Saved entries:
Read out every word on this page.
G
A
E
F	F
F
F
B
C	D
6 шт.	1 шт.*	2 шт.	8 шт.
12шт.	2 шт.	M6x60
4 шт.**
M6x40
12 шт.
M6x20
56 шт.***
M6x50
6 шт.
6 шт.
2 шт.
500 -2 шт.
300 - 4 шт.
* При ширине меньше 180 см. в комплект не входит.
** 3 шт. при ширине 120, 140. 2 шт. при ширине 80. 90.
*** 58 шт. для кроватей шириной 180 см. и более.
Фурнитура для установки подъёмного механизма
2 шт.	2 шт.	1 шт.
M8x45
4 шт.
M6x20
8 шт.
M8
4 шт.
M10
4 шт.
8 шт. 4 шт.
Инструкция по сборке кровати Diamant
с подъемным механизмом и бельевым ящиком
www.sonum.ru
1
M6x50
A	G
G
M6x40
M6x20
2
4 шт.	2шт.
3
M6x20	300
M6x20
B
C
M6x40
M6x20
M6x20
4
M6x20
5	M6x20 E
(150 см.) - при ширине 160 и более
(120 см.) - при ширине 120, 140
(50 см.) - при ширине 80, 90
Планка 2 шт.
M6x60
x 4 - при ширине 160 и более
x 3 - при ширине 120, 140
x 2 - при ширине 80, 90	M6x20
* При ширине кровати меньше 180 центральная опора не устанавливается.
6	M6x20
* * *
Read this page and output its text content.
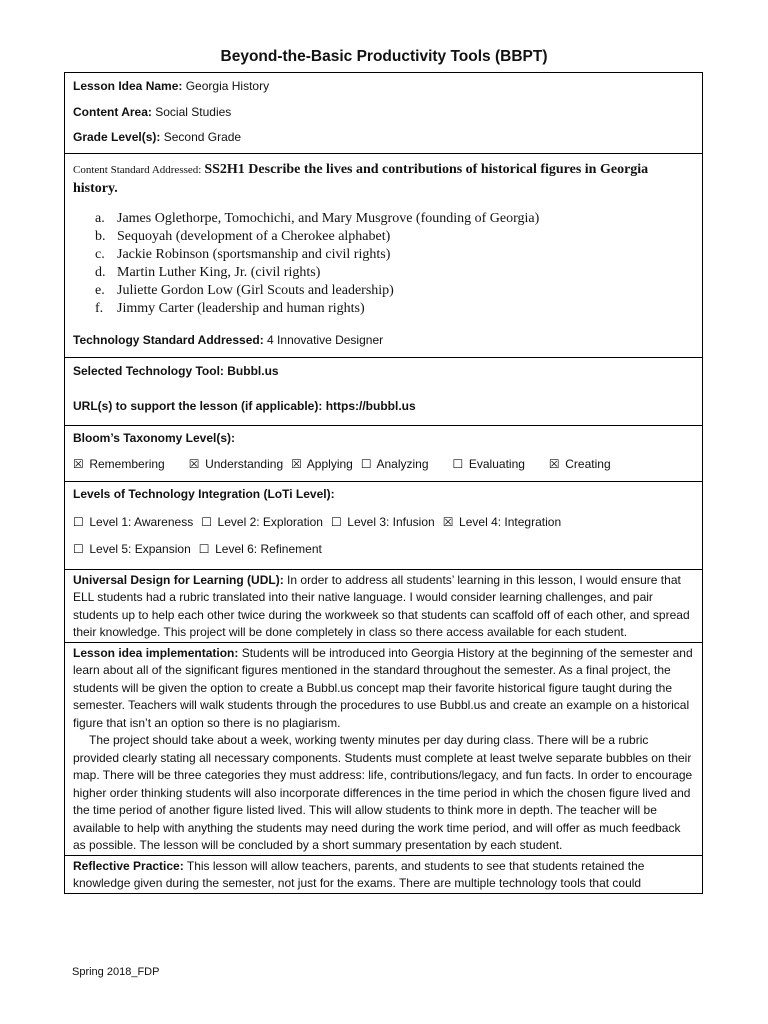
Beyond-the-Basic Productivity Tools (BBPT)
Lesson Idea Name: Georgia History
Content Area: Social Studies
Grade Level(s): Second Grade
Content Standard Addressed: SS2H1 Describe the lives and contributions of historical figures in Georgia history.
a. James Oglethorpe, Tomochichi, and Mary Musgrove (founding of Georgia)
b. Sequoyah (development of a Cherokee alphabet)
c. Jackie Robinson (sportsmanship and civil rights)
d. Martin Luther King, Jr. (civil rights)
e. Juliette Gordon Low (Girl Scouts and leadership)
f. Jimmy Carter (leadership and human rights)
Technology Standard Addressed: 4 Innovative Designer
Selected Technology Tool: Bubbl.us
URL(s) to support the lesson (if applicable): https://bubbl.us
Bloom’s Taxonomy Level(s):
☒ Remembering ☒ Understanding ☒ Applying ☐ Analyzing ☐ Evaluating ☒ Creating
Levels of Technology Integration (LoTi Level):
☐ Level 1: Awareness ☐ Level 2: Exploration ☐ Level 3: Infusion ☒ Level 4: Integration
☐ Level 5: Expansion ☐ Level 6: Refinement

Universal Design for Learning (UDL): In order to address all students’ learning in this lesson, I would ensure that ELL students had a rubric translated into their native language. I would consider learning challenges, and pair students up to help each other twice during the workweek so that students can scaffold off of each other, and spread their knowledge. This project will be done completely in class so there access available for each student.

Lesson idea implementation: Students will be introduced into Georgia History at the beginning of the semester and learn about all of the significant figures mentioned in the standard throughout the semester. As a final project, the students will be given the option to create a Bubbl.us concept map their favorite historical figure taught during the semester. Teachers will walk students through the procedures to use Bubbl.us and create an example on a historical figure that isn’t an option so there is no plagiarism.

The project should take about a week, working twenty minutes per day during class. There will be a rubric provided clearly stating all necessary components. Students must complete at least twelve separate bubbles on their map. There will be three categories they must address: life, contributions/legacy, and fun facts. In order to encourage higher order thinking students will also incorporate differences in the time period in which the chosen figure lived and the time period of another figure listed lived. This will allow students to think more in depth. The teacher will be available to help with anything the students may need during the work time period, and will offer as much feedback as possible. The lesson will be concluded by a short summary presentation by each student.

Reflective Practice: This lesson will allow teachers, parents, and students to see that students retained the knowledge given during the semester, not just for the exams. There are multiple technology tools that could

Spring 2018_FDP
--
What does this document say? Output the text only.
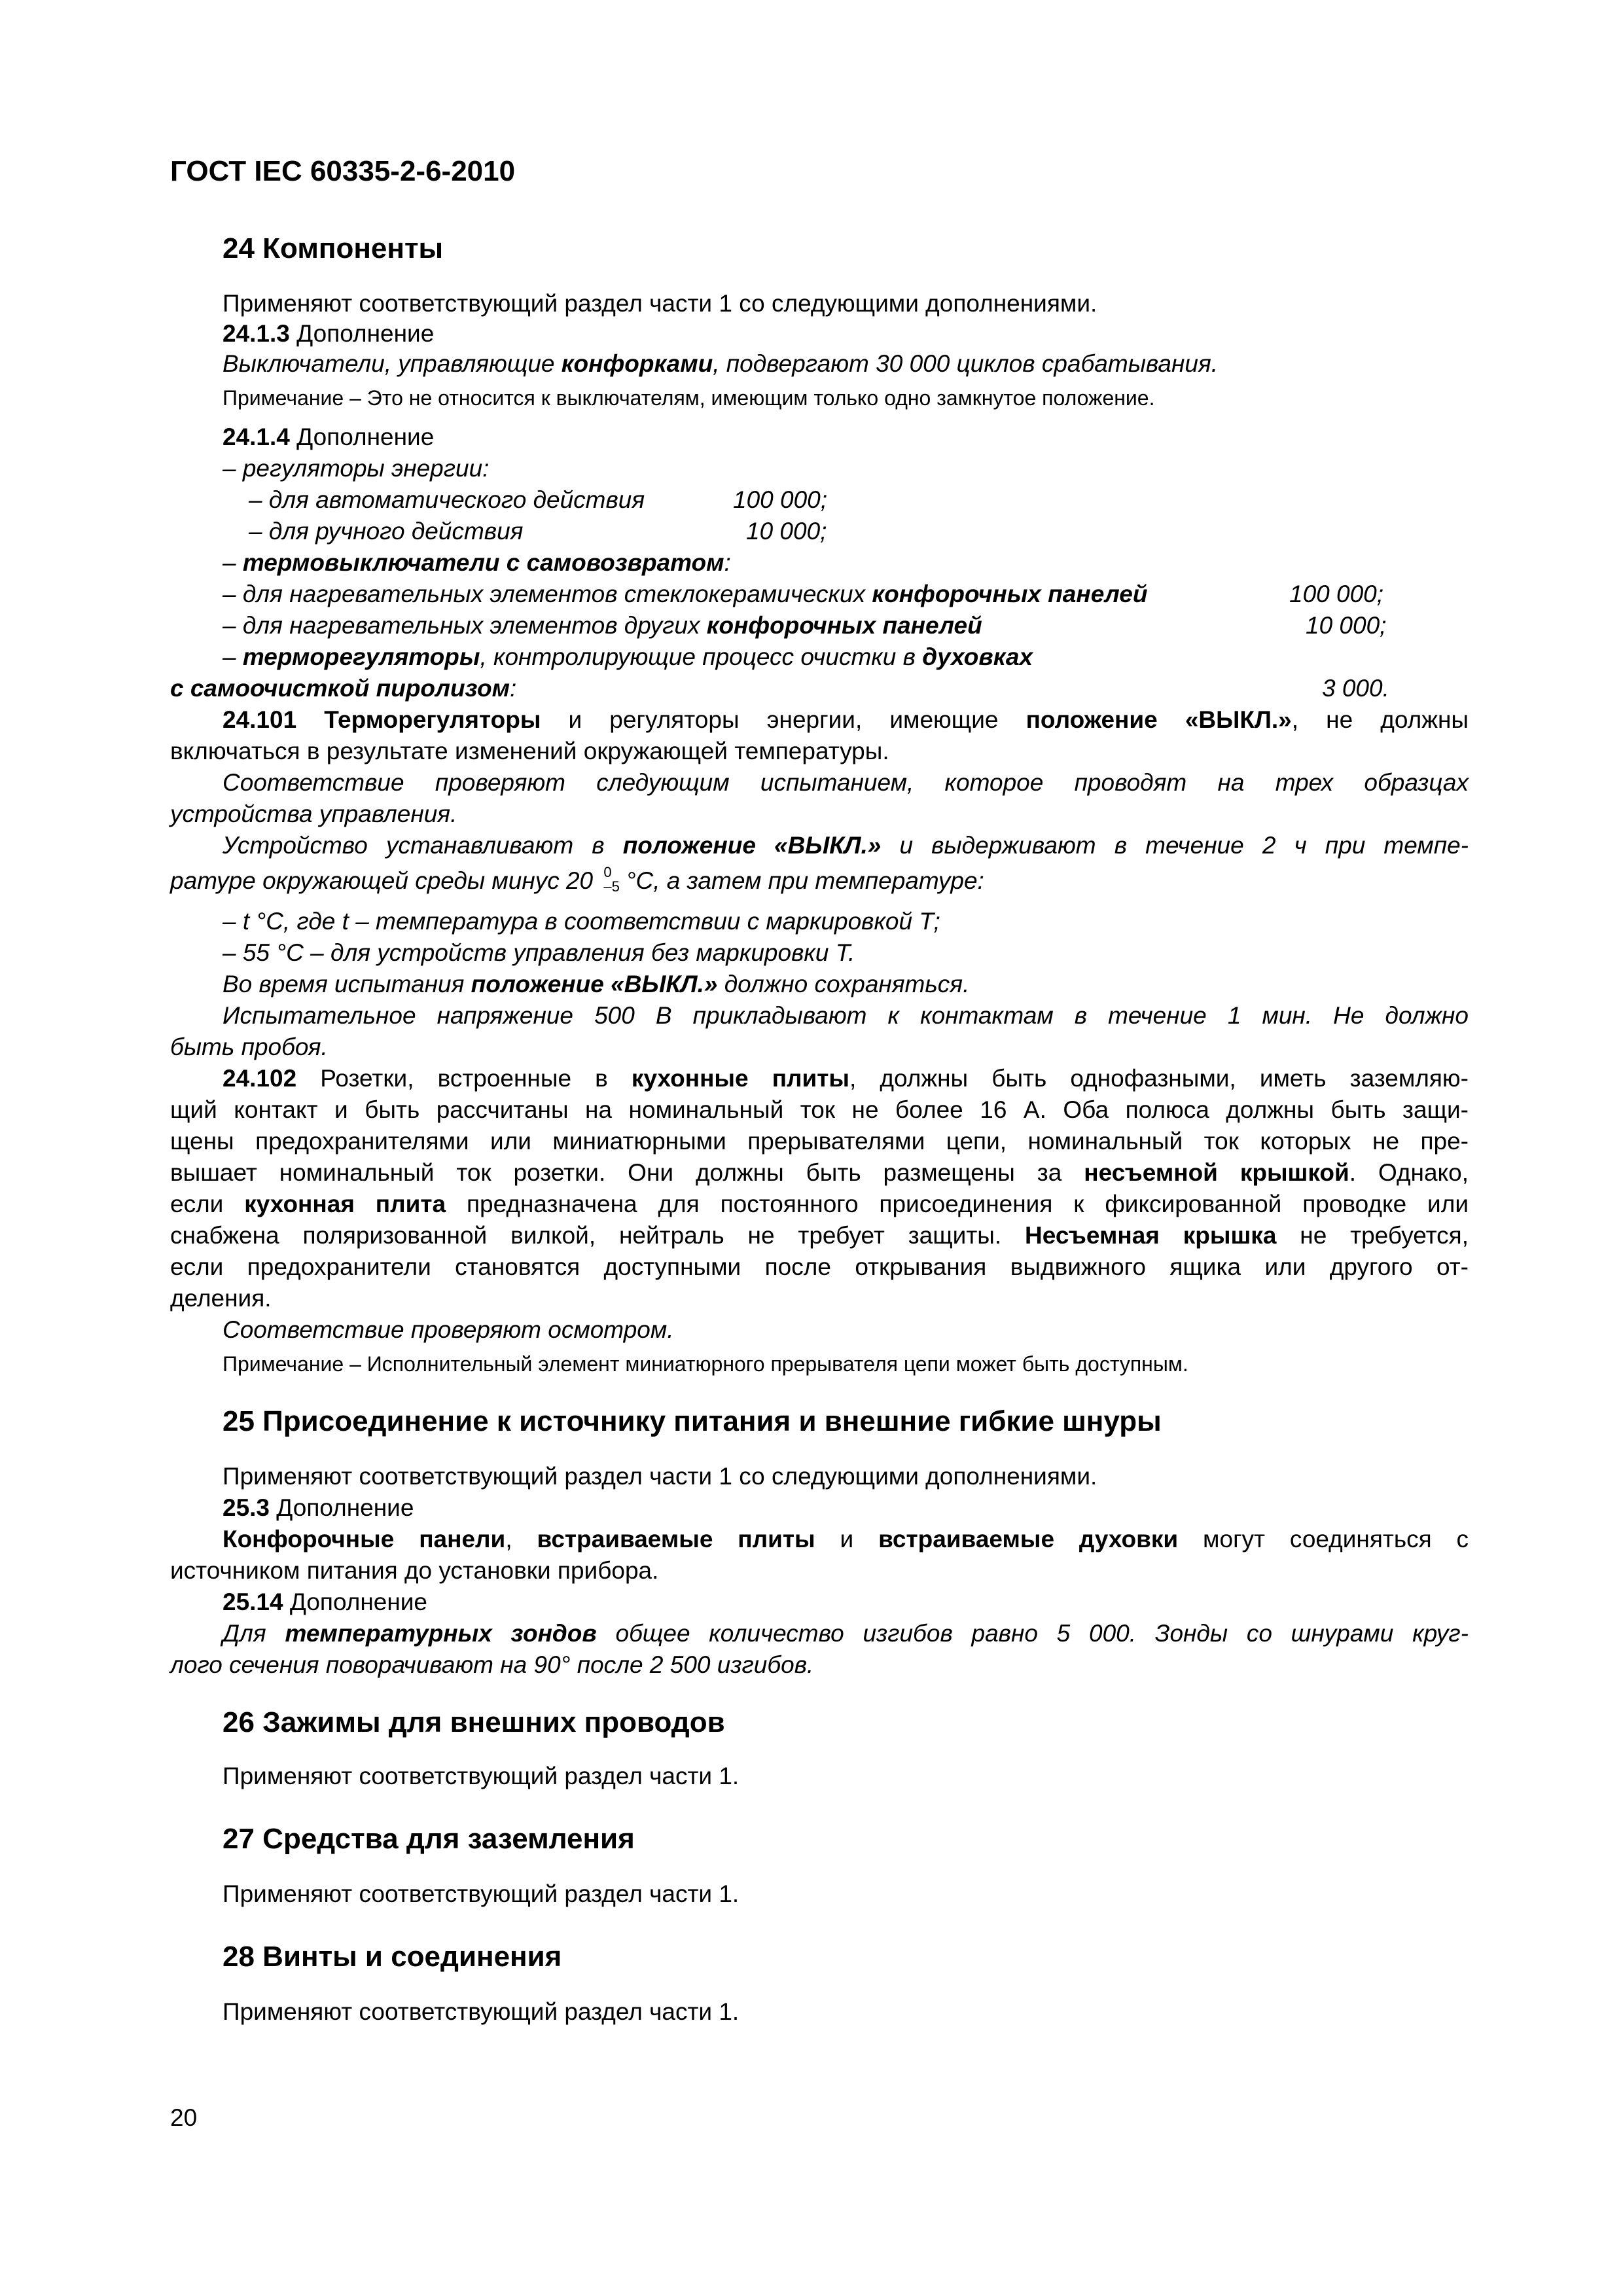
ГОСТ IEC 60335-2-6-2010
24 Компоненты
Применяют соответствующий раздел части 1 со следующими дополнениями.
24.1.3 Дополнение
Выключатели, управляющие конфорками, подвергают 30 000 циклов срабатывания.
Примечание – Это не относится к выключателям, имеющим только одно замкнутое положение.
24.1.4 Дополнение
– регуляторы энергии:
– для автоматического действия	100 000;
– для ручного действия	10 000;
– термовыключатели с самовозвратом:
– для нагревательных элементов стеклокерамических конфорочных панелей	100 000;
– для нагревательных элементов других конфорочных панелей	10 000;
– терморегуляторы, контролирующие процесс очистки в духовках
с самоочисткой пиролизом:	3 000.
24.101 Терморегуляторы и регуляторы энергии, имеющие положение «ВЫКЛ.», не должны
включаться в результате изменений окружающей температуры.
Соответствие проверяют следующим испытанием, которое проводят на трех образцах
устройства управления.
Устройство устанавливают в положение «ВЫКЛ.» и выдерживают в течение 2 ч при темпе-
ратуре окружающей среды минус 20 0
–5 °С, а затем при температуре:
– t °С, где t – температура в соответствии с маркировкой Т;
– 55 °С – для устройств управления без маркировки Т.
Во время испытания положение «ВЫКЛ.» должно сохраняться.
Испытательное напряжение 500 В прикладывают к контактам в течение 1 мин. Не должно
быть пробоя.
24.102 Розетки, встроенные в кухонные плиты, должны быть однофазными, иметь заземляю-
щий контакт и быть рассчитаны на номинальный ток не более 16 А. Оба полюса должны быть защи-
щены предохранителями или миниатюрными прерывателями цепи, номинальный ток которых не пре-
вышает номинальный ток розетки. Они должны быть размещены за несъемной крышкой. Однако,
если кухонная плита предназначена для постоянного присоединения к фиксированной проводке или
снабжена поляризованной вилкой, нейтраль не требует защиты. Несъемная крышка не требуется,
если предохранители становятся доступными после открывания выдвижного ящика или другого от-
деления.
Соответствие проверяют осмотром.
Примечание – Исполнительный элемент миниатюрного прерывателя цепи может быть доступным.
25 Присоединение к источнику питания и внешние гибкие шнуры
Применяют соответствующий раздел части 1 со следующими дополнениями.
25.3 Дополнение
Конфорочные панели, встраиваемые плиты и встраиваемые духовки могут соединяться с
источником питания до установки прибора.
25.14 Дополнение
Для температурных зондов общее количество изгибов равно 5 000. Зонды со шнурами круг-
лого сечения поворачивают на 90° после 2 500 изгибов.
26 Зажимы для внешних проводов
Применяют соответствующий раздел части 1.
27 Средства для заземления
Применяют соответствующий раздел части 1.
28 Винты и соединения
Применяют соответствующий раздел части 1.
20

What to work on: Find every line in the records above that contains the word "положение", and copy each one.

Exercise answer:
Примечание – Это не относится к выключателям, имеющим только одно замкнутое положение.
24.101 Терморегуляторы и регуляторы энергии, имеющие положение «ВЫКЛ.», не должны
Устройство устанавливают в положение «ВЫКЛ.» и выдерживают в течение 2 ч при темпе-
Во время испытания положение «ВЫКЛ.» должно сохраняться.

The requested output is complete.